───── EXERCISE DATA

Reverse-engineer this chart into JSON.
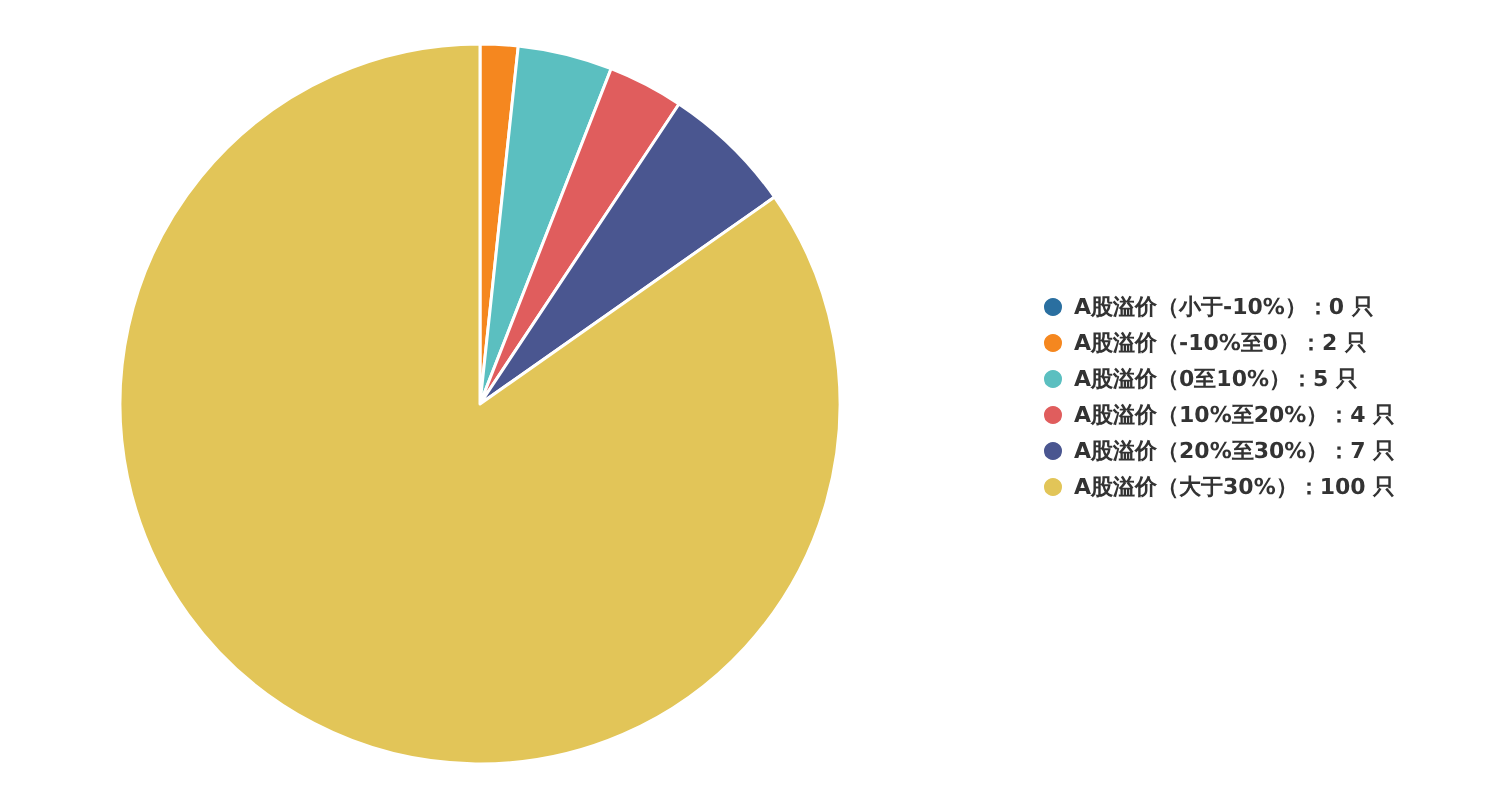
{
  "chart_data": {
    "type": "pie",
    "categories": [
      "A股溢价（小于-10%）：0 只",
      "A股溢价（-10%至0）：2 只",
      "A股溢价（0至10%）：5 只",
      "A股溢价（10%至20%）：4 只",
      "A股溢价（20%至30%）：7 只",
      "A股溢价（大于30%）：100 只"
    ],
    "values": [
      0,
      2,
      5,
      4,
      7,
      100
    ],
    "colors": [
      "#2a6fa0",
      "#f5871f",
      "#5bbfc0",
      "#e05d5d",
      "#4a5690",
      "#e2c558"
    ],
    "legend": "right"
  }
}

──────────

● **WORK REQUIRED**
Your task is to pick out every line with the string "A股溢价" and copy it.

● **RESPONSE TO THE TASK**
      "A股溢价（小于-10%）：0 只",
      "A股溢价（-10%至0）：2 只",
      "A股溢价（0至10%）：5 只",
      "A股溢价（10%至20%）：4 只",
      "A股溢价（20%至30%）：7 只",
      "A股溢价（大于30%）：100 只"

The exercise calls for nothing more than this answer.